#### [Prompt]
Check every line of the material below for the string "image", and return the ones that have it.

[Saved entries]
#####
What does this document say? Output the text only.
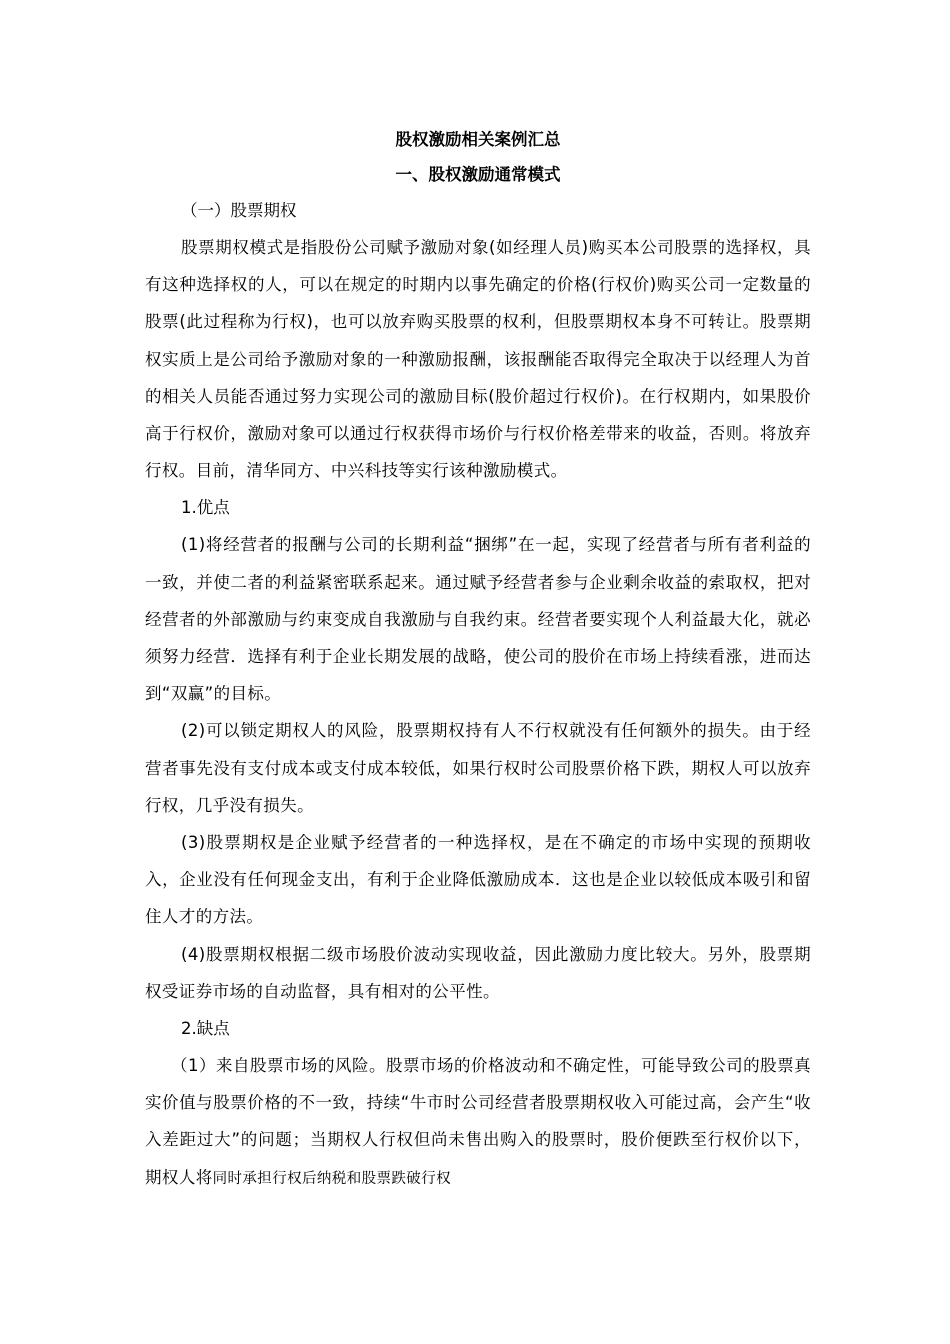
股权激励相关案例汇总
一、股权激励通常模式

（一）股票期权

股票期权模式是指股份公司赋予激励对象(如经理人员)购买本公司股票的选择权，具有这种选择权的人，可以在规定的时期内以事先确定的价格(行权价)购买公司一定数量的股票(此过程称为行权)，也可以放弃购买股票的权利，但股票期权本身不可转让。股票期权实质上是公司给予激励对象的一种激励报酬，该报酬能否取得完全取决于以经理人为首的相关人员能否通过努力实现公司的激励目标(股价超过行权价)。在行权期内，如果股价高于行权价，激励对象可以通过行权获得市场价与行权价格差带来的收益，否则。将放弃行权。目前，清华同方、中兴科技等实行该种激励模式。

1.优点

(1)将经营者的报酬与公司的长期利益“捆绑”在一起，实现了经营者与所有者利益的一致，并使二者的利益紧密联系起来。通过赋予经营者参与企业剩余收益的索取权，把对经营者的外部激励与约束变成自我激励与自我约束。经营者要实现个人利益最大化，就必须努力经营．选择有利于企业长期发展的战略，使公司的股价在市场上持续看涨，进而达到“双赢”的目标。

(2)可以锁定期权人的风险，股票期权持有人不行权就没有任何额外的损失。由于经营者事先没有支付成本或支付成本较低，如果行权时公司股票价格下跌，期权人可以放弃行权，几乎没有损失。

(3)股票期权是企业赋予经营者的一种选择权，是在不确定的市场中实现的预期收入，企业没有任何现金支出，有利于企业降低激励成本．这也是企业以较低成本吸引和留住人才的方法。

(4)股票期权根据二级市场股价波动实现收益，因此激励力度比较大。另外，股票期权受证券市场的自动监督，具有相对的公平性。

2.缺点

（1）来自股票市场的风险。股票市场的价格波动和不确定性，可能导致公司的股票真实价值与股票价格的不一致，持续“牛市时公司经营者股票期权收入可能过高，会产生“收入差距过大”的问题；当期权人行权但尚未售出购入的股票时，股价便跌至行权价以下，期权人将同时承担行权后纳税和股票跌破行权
#####
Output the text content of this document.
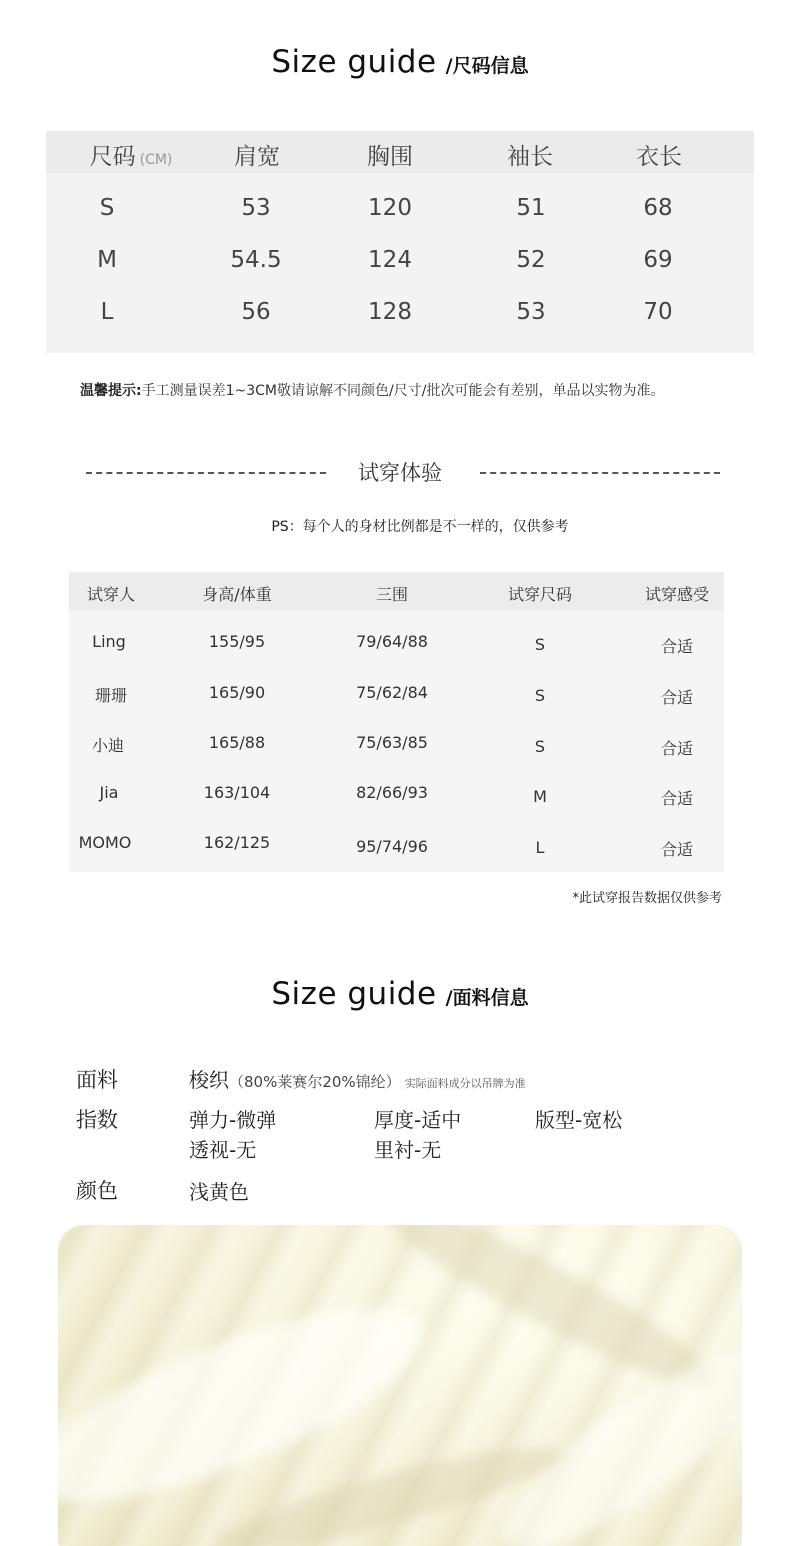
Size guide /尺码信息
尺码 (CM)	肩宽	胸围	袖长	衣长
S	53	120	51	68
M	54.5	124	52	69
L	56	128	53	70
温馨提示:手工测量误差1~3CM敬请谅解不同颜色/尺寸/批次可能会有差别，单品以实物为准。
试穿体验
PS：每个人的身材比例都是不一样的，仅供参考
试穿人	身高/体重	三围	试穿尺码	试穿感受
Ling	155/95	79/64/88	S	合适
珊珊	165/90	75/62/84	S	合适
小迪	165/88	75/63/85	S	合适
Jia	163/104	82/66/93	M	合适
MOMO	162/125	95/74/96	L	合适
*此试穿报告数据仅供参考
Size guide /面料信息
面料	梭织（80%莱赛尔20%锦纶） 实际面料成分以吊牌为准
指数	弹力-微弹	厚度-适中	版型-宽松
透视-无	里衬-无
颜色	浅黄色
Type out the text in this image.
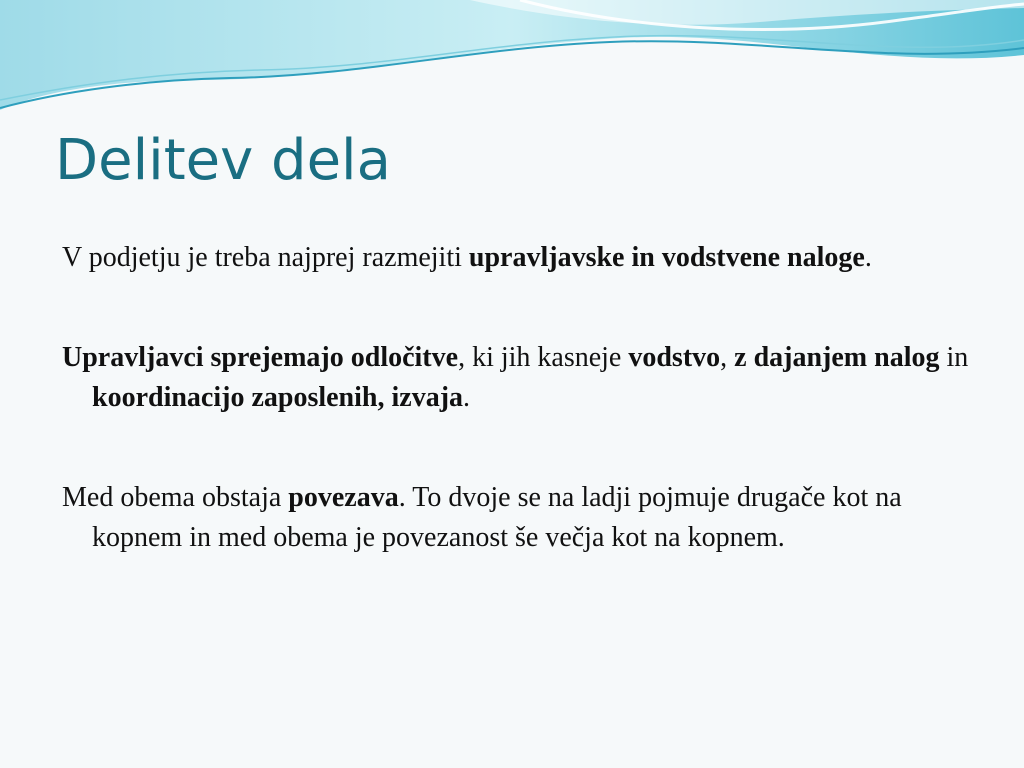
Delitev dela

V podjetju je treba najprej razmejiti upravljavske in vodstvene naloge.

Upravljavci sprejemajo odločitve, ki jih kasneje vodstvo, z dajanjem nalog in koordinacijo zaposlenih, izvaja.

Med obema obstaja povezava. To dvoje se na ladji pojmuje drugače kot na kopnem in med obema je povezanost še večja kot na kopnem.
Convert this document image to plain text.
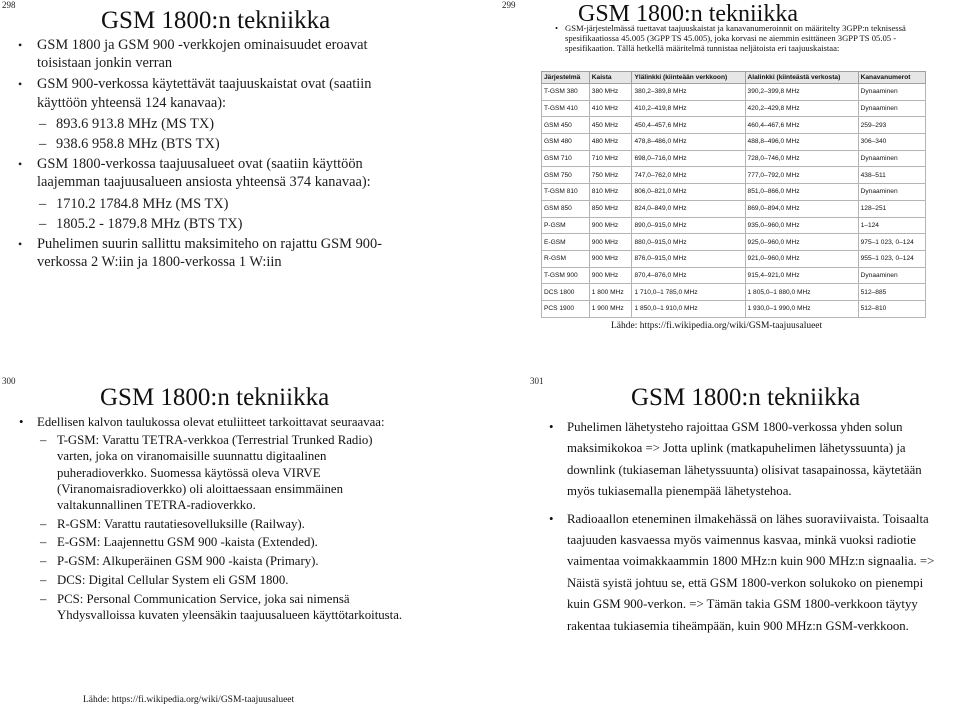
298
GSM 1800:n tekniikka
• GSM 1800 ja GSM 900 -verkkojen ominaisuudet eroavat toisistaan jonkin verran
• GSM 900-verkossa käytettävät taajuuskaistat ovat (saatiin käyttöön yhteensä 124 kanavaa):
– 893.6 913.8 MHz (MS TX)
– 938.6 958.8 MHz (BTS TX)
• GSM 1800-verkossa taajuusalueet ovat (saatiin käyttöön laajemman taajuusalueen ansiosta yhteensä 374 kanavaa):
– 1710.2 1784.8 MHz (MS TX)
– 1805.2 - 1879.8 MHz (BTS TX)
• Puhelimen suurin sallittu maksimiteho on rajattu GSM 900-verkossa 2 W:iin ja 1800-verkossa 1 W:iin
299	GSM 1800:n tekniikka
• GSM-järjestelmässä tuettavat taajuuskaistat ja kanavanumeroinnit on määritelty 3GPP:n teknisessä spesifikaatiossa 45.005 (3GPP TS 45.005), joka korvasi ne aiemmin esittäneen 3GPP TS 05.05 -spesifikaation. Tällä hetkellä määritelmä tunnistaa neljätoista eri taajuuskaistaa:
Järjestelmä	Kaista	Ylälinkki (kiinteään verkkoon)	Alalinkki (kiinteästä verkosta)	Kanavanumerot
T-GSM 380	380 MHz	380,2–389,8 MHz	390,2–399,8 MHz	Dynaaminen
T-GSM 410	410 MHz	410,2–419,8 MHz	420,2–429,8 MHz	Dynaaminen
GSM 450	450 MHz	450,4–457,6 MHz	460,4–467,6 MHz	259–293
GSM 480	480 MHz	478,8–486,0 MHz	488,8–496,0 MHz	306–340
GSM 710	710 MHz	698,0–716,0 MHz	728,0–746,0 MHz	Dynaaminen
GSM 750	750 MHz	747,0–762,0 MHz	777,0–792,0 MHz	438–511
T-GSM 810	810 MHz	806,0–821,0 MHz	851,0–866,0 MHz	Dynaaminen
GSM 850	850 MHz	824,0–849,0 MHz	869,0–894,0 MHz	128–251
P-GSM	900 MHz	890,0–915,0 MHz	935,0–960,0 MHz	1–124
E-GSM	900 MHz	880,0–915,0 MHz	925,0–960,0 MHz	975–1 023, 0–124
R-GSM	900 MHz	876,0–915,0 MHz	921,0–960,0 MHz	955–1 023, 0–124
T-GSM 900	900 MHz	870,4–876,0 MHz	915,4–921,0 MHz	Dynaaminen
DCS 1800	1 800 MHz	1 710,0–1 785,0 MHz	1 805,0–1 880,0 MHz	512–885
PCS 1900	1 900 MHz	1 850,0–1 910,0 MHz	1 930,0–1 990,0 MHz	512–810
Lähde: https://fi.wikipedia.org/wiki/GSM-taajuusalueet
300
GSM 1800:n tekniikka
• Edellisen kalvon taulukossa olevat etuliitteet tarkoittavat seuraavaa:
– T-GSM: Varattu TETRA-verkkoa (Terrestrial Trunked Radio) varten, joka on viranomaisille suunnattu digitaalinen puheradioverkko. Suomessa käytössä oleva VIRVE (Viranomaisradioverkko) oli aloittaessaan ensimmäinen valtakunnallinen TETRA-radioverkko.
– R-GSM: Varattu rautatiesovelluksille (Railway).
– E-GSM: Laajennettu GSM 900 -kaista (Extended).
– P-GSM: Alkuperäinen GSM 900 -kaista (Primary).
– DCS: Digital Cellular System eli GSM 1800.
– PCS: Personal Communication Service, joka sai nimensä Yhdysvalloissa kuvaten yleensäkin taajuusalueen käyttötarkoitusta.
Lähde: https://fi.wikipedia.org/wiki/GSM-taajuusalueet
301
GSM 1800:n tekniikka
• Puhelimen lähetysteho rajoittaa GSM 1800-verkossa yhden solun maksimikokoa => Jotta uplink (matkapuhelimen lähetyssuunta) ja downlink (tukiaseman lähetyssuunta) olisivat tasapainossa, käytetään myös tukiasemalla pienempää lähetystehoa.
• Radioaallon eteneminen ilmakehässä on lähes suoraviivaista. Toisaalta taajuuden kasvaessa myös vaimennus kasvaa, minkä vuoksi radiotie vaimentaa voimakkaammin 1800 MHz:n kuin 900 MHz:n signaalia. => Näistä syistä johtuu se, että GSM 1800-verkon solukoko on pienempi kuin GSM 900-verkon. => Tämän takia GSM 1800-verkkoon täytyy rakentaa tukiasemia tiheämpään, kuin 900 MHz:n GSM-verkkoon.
#####
#### [Worked answer]
Type out the text in this image.
Convert this document image to plain text.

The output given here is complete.